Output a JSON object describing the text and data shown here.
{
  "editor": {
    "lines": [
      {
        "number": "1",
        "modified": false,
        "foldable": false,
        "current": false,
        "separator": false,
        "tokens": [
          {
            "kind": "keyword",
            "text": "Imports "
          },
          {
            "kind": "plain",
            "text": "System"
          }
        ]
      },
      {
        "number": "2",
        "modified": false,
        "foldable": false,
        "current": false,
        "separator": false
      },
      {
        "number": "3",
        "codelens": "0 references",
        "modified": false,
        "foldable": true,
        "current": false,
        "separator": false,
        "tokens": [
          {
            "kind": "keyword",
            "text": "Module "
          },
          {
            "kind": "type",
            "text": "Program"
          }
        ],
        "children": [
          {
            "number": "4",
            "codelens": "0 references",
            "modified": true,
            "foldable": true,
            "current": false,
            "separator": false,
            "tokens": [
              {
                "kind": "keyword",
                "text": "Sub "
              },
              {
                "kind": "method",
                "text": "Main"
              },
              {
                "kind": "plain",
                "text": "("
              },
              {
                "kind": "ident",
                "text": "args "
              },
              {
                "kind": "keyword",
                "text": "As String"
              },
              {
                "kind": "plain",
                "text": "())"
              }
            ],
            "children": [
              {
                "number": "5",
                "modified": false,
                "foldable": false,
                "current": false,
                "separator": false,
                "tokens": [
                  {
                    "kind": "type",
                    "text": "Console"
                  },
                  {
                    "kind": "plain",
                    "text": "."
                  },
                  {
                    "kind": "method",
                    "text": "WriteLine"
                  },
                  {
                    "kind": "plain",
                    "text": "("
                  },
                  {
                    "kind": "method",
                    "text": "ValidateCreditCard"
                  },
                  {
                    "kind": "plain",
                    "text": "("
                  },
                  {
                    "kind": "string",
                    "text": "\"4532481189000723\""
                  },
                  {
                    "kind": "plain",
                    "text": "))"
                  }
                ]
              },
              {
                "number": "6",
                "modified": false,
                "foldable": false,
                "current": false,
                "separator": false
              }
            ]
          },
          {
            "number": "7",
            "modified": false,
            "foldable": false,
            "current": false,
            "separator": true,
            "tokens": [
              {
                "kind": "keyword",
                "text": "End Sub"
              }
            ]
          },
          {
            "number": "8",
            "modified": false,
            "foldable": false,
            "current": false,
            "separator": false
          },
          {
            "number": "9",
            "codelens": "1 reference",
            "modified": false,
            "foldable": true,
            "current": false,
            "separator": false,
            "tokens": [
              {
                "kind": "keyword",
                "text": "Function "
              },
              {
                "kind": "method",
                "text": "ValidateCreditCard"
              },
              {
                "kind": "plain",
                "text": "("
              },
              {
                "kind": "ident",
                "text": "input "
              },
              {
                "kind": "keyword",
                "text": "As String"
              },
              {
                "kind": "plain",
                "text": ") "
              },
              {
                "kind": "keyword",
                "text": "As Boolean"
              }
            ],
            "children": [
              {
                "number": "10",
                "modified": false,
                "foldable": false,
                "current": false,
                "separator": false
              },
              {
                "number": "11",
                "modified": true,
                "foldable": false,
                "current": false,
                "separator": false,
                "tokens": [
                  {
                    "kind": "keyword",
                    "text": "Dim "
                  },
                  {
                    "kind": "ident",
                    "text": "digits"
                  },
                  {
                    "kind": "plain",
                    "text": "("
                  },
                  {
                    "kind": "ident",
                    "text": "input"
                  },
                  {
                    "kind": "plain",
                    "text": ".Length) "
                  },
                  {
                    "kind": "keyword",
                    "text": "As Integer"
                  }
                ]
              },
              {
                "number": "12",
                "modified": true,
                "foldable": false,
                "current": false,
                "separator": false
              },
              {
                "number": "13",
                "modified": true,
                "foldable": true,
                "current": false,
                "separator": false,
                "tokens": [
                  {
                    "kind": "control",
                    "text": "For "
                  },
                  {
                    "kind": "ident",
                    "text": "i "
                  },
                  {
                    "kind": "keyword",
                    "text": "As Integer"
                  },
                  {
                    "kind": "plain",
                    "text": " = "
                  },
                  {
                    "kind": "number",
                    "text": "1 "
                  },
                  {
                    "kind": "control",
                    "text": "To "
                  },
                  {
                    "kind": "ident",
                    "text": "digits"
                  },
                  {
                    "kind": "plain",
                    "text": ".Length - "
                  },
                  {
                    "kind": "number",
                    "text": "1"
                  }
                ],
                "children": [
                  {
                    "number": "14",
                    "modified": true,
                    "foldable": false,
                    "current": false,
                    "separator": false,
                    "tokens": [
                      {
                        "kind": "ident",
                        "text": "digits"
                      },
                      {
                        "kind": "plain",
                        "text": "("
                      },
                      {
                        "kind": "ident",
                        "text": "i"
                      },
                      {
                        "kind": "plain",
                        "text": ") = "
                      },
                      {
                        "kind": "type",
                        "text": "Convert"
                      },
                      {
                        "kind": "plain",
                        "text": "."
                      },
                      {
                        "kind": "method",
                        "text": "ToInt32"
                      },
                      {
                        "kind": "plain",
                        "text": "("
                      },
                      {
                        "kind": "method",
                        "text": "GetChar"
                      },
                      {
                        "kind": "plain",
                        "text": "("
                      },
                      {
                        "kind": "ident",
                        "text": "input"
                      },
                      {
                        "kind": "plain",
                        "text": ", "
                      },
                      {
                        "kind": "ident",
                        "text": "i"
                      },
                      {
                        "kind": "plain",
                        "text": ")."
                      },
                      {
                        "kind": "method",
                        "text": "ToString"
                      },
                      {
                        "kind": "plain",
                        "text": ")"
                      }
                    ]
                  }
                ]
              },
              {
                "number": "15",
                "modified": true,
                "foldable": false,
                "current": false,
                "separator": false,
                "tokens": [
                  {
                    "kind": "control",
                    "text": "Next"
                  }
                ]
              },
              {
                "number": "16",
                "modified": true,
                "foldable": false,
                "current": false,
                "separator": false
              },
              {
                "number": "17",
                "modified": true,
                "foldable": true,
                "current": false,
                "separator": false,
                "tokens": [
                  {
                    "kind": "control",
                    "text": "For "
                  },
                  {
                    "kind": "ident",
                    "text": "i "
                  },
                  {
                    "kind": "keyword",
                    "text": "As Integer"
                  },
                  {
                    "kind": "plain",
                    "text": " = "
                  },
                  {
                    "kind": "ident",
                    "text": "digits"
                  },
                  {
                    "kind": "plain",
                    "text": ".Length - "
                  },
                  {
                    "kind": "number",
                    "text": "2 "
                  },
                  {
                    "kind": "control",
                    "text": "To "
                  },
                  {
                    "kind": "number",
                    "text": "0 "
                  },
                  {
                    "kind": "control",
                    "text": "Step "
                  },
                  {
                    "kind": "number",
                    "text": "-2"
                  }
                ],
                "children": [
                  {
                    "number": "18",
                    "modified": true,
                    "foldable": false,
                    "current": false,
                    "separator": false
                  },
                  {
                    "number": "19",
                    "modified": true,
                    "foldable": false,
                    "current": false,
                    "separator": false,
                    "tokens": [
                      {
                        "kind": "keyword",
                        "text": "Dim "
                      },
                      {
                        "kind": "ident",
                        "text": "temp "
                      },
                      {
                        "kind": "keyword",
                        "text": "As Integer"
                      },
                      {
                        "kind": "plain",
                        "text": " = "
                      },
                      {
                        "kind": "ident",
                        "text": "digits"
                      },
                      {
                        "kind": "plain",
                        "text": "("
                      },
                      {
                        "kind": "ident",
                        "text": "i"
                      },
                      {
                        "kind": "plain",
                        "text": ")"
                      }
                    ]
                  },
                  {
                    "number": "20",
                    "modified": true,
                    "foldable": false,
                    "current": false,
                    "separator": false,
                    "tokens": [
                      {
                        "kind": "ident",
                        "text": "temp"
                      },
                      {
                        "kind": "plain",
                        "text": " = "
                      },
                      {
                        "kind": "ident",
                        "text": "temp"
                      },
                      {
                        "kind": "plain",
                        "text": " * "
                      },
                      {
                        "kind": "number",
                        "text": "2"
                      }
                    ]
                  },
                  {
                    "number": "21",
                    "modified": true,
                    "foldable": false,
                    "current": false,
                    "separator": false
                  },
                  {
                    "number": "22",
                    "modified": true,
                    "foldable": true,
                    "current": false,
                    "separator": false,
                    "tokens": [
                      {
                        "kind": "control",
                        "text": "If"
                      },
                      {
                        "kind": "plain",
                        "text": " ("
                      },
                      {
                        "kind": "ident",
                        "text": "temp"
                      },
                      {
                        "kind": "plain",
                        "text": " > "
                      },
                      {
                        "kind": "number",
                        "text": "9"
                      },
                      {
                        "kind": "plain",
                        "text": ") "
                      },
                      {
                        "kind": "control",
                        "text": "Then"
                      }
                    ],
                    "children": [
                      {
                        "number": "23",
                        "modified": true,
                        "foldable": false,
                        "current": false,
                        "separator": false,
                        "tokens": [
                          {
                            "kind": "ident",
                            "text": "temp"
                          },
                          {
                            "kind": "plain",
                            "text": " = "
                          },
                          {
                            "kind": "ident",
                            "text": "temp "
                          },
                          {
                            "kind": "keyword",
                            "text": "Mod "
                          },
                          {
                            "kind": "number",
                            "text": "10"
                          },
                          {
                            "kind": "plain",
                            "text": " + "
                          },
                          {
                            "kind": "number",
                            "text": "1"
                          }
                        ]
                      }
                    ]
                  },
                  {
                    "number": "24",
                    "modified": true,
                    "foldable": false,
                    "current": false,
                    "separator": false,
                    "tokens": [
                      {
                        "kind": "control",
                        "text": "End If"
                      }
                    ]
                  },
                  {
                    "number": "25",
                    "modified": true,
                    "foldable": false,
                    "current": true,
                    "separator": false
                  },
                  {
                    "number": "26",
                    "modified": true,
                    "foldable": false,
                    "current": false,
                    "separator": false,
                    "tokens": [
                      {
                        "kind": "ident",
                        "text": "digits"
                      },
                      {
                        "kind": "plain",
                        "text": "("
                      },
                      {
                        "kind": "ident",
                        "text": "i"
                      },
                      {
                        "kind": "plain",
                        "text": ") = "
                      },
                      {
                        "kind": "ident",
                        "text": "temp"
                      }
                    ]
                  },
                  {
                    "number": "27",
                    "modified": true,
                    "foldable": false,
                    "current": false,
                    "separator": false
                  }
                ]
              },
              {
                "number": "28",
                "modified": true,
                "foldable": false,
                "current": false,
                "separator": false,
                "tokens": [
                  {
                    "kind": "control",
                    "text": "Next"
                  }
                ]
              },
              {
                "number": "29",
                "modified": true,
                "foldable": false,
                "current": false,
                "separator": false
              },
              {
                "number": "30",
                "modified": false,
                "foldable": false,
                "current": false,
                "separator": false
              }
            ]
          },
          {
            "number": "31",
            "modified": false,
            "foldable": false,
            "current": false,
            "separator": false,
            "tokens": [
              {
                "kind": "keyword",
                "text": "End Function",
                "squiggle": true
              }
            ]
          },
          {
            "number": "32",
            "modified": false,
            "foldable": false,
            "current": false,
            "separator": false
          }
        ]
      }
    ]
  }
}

The task:
Find the word "ValidateCreditCard" in the data and copy out each line where it turns up.

Solution to this exercise:
                    "text": "ValidateCreditCard"
                "text": "ValidateCreditCard"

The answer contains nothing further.